Data records
+ + +

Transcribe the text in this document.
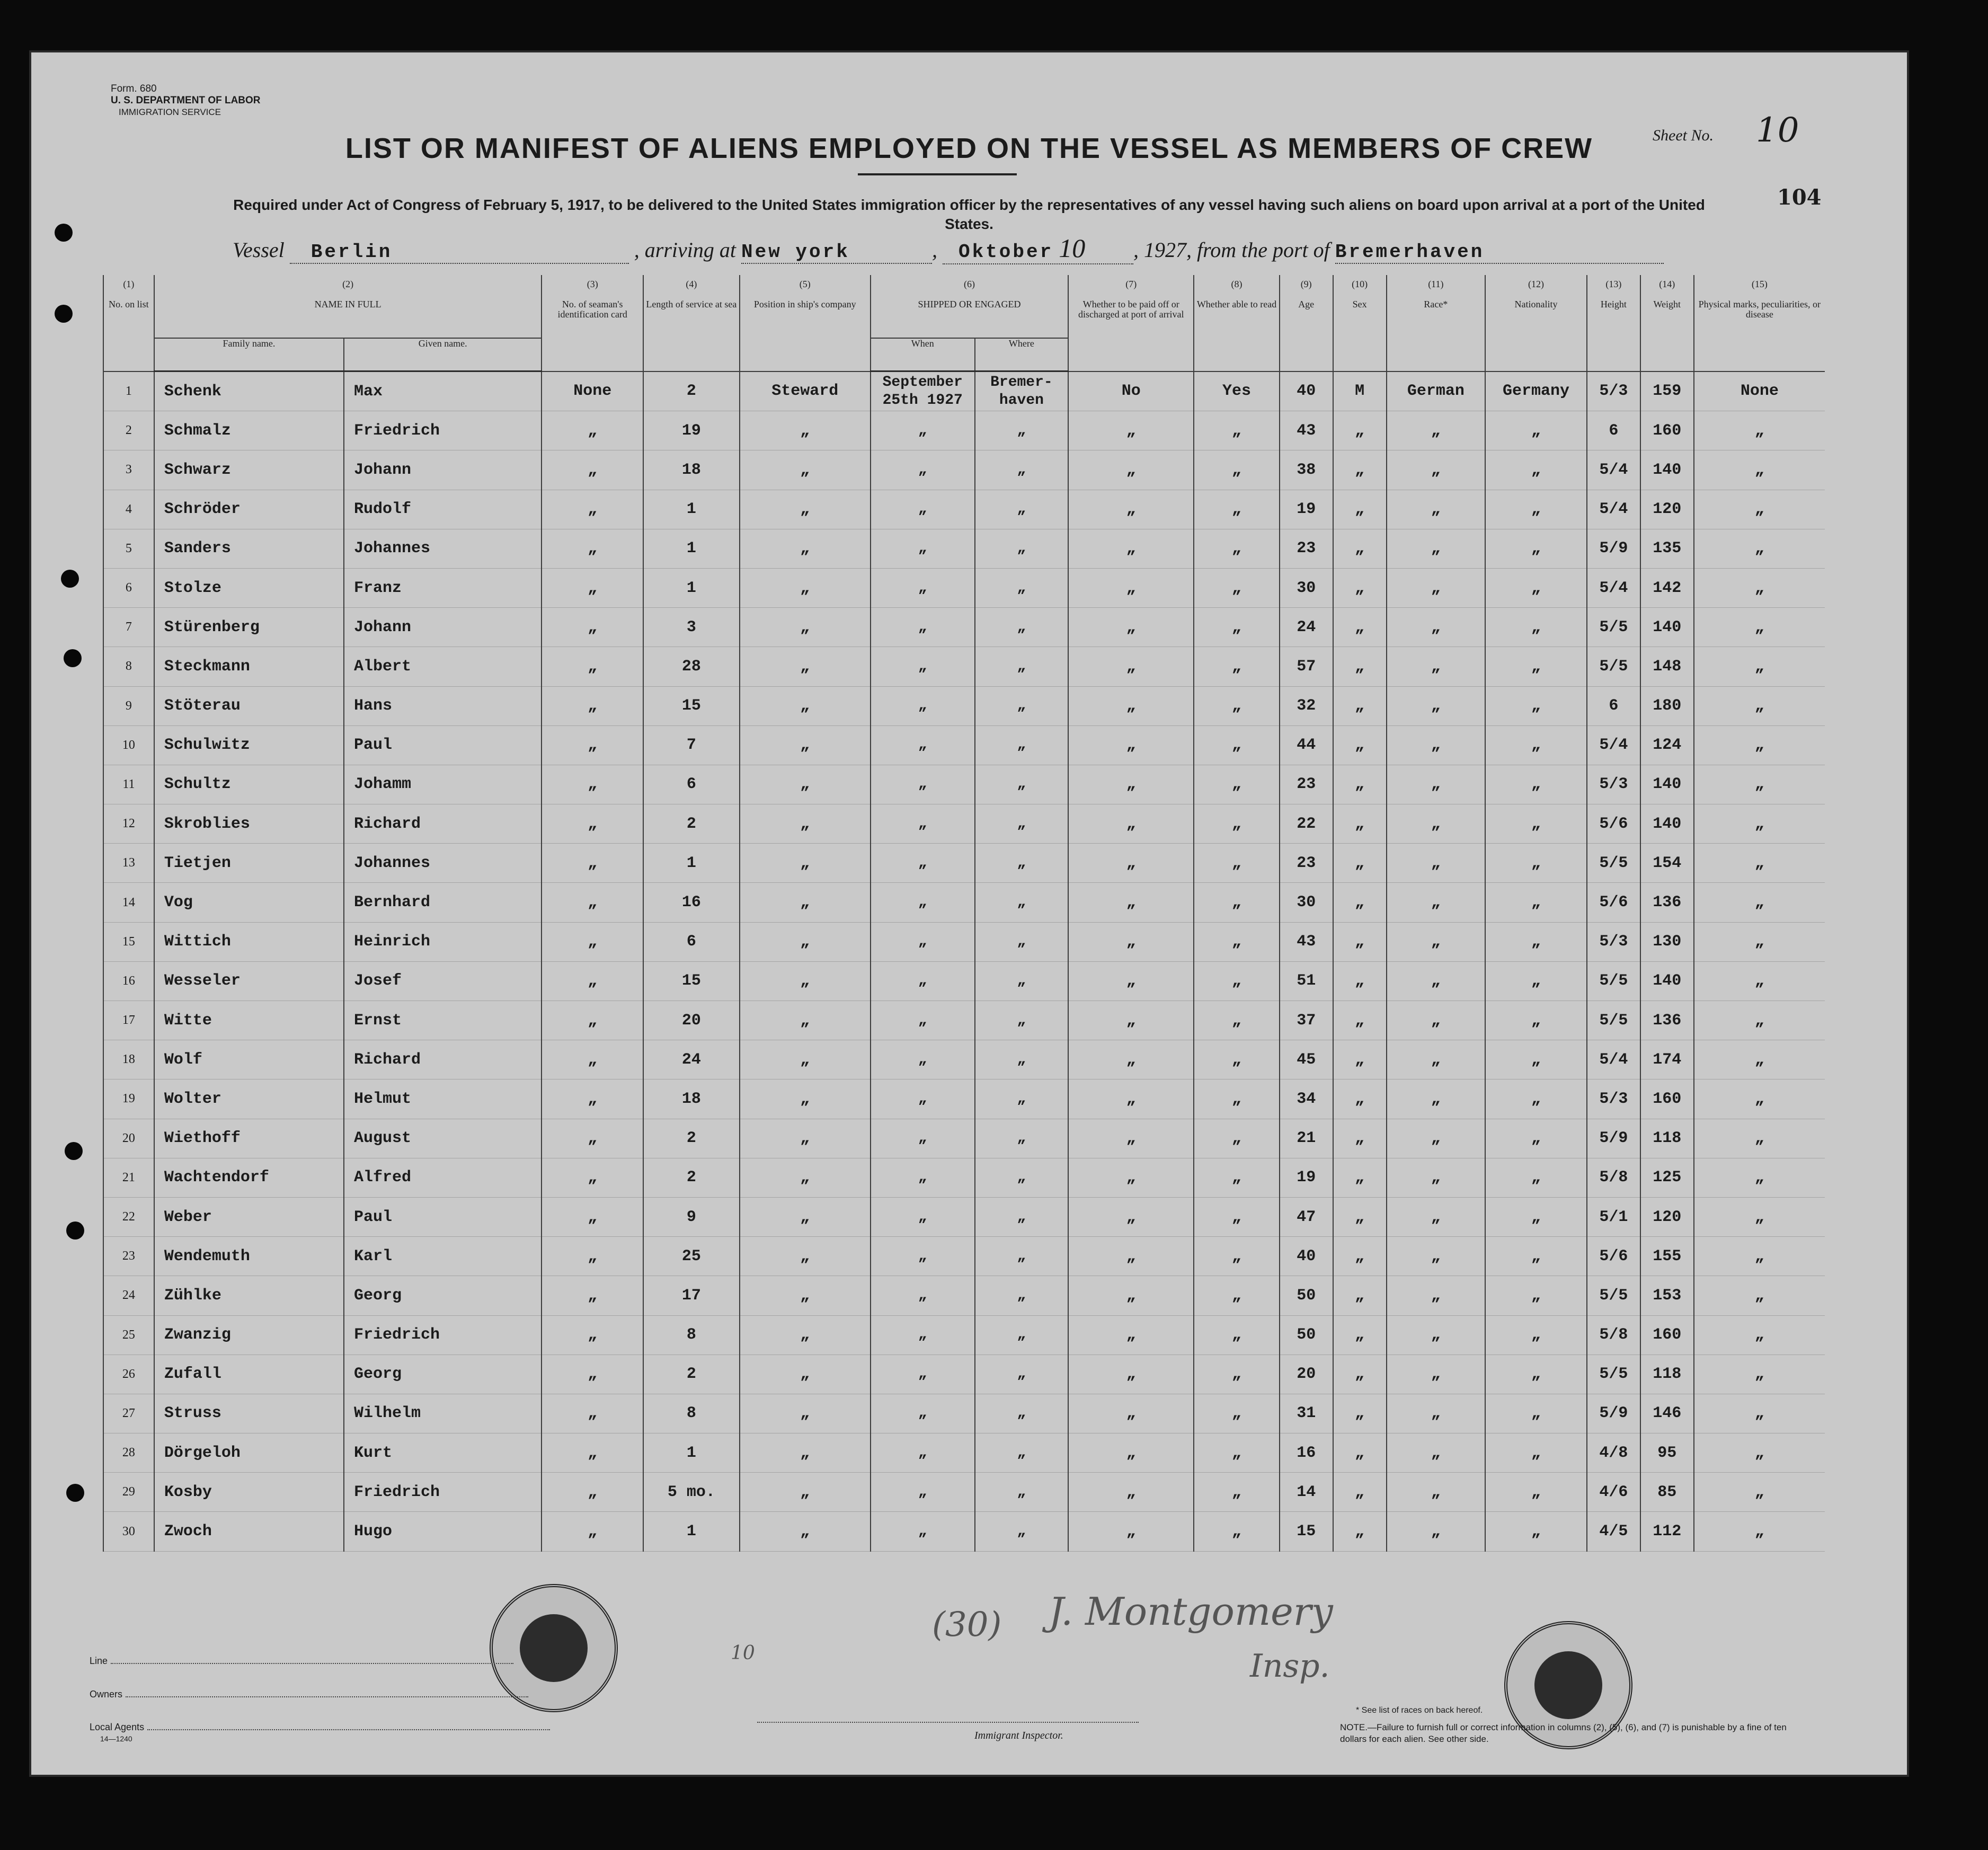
Form. 680
U. S. DEPARTMENT OF LABOR
IMMIGRATION SERVICE
LIST OR MANIFEST OF ALIENS EMPLOYED ON THE VESSEL AS MEMBERS OF CREW
Required under Act of Congress of February 5, 1917, to be delivered to the United States immigration officer by the representatives of any vessel having such aliens on board upon arrival at a port of the United States.
Sheet No. 10
104
Vessel Berlin	, arriving at New york	, Oktober 10 , 1927, from the port of Bremerhaven
(1)

No. on list	(2)

NAME IN FULL		(3)

No. of seaman's identification card	(4)

Length of service at sea	(5)

Position in ship's company	(6)

SHIPPED OR ENGAGED		(7)

Whether to be paid off or discharged at port of arrival	(8)

Whether able to read	(9)

Age	(10)

Sex	(11)

Race*	(12)

Nationality	(13)

Height	(14)

Weight	(15)

Physical marks, peculiarities, or disease
	Family name.	Given name.				When	Where									
1	Schenk	Max	None	2	Steward	September 25th 1927	Bremer- haven	No	Yes	40	M	German	Germany	5/3	159	None
2	Schmalz	Friedrich	„	19	„	„	„	„	„	43	„	„	„	6	160	„
3	Schwarz	Johann	„	18	„	„	„	„	„	38	„	„	„	5/4	140	„
4	Schröder	Rudolf	„	1	„	„	„	„	„	19	„	„	„	5/4	120	„
5	Sanders	Johannes	„	1	„	„	„	„	„	23	„	„	„	5/9	135	„
6	Stolze	Franz	„	1	„	„	„	„	„	30	„	„	„	5/4	142	„
7	Stürenberg	Johann	„	3	„	„	„	„	„	24	„	„	„	5/5	140	„
8	Steckmann	Albert	„	28	„	„	„	„	„	57	„	„	„	5/5	148	„
9	Stöterau	Hans	„	15	„	„	„	„	„	32	„	„	„	6	180	„
10	Schulwitz	Paul	„	7	„	„	„	„	„	44	„	„	„	5/4	124	„
11	Schultz	Johamm	„	6	„	„	„	„	„	23	„	„	„	5/3	140	„
12	Skroblies	Richard	„	2	„	„	„	„	„	22	„	„	„	5/6	140	„
13	Tietjen	Johannes	„	1	„	„	„	„	„	23	„	„	„	5/5	154	„
14	Vog	Bernhard	„	16	„	„	„	„	„	30	„	„	„	5/6	136	„
15	Wittich	Heinrich	„	6	„	„	„	„	„	43	„	„	„	5/3	130	„
16	Wesseler	Josef	„	15	„	„	„	„	„	51	„	„	„	5/5	140	„
17	Witte	Ernst	„	20	„	„	„	„	„	37	„	„	„	5/5	136	„
18	Wolf	Richard	„	24	„	„	„	„	„	45	„	„	„	5/4	174	„
19	Wolter	Helmut	„	18	„	„	„	„	„	34	„	„	„	5/3	160	„
20	Wiethoff	August	„	2	„	„	„	„	„	21	„	„	„	5/9	118	„
21	Wachtendorf	Alfred	„	2	„	„	„	„	„	19	„	„	„	5/8	125	„
22	Weber	Paul	„	9	„	„	„	„	„	47	„	„	„	5/1	120	„
23	Wendemuth	Karl	„	25	„	„	„	„	„	40	„	„	„	5/6	155	„
24	Zühlke	Georg	„	17	„	„	„	„	„	50	„	„	„	5/5	153	„
25	Zwanzig	Friedrich	„	8	„	„	„	„	„	50	„	„	„	5/8	160	„
26	Zufall	Georg	„	2	„	„	„	„	„	20	„	„	„	5/5	118	„
27	Struss	Wilhelm	„	8	„	„	„	„	„	31	„	„	„	5/9	146	„
28	Dörgeloh	Kurt	„	1	„	„	„	„	„	16	„	„	„	4/8	95	„
29	Kosby	Friedrich	„	5 mo.	„	„	„	„	„	14	„	„	„	4/6	85	„
30	Zwoch	Hugo	„	1	„	„	„	„	„	15	„	„	„	4/5	112	„
(30) J. Montgomery
Insp.
10
Line
Owners
Local Agents
14—1240	Immigrant Inspector.
* See list of races on back hereof.
NOTE.—Failure to furnish full or correct information in columns (2), (5), (6), and (7) is punishable by a fine of ten dollars for each alien. See other side.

+ + +

Work out how many lines above contain the word "Whether". Give only the number.

- Reply to the task
2